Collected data
_ _ _

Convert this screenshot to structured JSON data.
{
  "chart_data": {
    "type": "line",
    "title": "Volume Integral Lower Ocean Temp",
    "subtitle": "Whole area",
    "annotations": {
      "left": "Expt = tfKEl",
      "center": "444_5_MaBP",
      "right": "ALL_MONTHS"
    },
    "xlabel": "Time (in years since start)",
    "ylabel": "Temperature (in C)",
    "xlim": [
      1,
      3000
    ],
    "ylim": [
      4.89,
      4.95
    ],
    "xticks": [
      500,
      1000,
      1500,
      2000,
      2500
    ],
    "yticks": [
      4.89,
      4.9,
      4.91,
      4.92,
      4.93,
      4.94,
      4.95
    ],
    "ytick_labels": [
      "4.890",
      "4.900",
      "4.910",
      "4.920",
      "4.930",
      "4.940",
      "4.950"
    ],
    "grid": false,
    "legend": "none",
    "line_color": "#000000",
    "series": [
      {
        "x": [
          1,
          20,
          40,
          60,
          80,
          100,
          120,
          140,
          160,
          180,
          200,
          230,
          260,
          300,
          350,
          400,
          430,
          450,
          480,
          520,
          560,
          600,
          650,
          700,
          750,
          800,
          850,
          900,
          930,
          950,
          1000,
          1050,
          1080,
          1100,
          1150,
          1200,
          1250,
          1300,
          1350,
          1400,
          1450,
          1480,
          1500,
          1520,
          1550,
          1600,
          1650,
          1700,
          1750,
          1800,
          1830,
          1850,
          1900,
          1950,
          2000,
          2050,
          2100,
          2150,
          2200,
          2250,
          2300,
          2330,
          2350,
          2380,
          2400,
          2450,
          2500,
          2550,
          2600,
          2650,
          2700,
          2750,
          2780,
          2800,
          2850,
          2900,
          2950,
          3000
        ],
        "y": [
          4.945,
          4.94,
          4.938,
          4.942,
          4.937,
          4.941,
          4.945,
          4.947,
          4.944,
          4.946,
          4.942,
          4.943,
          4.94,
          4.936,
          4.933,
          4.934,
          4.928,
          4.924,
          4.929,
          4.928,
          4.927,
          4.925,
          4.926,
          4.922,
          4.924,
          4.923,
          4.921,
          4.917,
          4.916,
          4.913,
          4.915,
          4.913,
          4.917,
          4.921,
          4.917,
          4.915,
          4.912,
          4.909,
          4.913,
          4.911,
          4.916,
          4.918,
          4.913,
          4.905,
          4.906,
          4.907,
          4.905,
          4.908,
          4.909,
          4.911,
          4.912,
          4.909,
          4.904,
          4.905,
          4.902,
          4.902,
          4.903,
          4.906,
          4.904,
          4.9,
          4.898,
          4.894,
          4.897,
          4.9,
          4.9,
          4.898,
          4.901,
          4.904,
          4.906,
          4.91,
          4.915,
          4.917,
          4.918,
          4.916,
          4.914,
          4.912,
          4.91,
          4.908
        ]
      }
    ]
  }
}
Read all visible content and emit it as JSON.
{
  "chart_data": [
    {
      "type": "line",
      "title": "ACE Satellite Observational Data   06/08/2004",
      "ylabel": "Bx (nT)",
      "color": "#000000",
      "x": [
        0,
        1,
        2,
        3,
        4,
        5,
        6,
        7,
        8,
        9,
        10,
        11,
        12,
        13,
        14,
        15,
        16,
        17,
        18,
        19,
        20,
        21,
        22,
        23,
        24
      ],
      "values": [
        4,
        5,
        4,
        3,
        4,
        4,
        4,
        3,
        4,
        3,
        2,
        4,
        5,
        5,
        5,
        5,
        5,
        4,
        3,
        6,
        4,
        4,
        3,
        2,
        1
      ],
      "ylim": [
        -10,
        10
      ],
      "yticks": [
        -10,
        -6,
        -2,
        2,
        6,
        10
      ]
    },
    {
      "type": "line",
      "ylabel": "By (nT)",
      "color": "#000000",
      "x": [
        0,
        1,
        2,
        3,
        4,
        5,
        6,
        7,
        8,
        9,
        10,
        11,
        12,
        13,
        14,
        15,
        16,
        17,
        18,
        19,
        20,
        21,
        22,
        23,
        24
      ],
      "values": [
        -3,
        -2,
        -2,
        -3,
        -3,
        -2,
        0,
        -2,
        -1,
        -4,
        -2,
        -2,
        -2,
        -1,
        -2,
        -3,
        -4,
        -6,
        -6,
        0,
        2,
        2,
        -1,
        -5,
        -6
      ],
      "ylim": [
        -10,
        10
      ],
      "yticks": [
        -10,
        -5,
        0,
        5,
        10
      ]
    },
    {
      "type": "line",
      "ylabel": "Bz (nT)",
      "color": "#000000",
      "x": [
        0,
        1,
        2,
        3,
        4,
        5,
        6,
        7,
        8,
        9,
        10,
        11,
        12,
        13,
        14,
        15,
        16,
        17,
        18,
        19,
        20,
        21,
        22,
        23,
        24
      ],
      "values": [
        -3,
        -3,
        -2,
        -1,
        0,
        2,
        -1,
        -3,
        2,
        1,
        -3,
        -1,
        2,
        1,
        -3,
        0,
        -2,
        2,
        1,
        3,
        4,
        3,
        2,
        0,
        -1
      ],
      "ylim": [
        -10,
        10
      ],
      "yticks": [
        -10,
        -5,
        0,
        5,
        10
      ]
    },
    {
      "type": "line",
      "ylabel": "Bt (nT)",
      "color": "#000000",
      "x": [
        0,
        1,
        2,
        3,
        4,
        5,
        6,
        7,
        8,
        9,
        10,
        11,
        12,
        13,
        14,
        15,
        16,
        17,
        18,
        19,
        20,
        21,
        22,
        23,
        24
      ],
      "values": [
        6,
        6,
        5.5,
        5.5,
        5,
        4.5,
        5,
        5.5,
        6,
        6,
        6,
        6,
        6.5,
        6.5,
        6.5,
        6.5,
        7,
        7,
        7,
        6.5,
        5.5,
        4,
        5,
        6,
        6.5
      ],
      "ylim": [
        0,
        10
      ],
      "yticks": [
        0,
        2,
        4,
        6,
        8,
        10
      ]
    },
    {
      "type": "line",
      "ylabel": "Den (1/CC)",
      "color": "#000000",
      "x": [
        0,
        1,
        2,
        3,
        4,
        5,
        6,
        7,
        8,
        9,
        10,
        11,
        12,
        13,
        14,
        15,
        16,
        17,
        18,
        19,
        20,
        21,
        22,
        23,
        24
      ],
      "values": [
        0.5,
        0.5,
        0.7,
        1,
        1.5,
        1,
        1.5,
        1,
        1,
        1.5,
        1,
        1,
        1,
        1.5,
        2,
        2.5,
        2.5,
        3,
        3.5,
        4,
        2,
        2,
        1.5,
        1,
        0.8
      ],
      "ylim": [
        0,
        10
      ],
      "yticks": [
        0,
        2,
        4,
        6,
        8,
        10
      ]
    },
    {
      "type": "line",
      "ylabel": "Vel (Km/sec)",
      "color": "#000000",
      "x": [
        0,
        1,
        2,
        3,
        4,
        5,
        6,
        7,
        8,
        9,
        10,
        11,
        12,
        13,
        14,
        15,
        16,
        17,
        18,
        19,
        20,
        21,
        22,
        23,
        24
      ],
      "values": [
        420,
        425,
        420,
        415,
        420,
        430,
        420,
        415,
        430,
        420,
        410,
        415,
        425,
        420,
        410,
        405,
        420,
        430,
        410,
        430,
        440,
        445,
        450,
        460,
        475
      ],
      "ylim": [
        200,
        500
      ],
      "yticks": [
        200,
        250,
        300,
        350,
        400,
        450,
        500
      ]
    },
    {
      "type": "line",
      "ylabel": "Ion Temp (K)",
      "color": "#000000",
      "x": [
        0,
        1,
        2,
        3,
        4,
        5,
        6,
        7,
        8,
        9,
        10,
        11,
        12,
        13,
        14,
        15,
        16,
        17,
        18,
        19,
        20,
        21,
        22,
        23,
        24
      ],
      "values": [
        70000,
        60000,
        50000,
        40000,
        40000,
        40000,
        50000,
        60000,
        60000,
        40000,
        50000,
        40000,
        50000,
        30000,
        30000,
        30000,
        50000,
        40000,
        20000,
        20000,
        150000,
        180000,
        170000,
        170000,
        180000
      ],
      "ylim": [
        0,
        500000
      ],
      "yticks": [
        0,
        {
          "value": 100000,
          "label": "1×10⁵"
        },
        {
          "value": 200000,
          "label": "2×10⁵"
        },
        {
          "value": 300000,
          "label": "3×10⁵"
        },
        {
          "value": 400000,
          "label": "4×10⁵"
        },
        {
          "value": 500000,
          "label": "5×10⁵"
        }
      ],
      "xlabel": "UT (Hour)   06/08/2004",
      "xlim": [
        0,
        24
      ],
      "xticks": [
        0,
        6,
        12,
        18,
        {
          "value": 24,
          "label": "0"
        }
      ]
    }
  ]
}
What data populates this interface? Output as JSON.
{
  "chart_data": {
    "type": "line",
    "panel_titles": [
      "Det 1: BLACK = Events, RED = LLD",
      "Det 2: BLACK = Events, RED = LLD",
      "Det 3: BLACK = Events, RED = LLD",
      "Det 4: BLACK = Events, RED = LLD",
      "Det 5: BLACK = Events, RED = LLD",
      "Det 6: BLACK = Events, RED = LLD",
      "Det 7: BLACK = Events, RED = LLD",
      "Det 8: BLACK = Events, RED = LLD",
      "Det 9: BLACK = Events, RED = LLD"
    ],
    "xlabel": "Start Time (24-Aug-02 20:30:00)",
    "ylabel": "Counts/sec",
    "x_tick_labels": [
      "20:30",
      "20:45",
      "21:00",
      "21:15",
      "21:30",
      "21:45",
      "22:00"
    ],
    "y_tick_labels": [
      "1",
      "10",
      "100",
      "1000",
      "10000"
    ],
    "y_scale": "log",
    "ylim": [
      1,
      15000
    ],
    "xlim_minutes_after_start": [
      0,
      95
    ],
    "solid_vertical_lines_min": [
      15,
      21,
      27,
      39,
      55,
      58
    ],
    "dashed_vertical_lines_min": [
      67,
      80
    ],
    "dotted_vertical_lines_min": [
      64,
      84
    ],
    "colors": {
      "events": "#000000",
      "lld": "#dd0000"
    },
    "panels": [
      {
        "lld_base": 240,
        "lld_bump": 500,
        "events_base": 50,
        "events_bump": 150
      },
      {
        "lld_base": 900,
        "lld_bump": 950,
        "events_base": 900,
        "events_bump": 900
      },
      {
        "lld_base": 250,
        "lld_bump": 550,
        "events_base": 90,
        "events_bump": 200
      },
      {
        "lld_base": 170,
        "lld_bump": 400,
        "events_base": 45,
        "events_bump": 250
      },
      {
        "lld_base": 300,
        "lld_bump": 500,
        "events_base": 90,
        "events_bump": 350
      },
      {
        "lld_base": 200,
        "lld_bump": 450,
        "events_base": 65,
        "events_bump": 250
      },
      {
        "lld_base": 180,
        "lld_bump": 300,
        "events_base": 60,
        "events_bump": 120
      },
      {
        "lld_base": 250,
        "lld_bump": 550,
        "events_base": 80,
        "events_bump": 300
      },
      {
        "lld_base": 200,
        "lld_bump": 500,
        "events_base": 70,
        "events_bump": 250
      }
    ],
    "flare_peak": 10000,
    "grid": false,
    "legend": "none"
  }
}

_ _ _

* [Written task] List all lines above in which the string "JSON" appears.

* [Reply to the exercise]
Convert this screenshot to structured JSON data.
Read all visible content and emit it as JSON.
What data populates this interface? Output as JSON.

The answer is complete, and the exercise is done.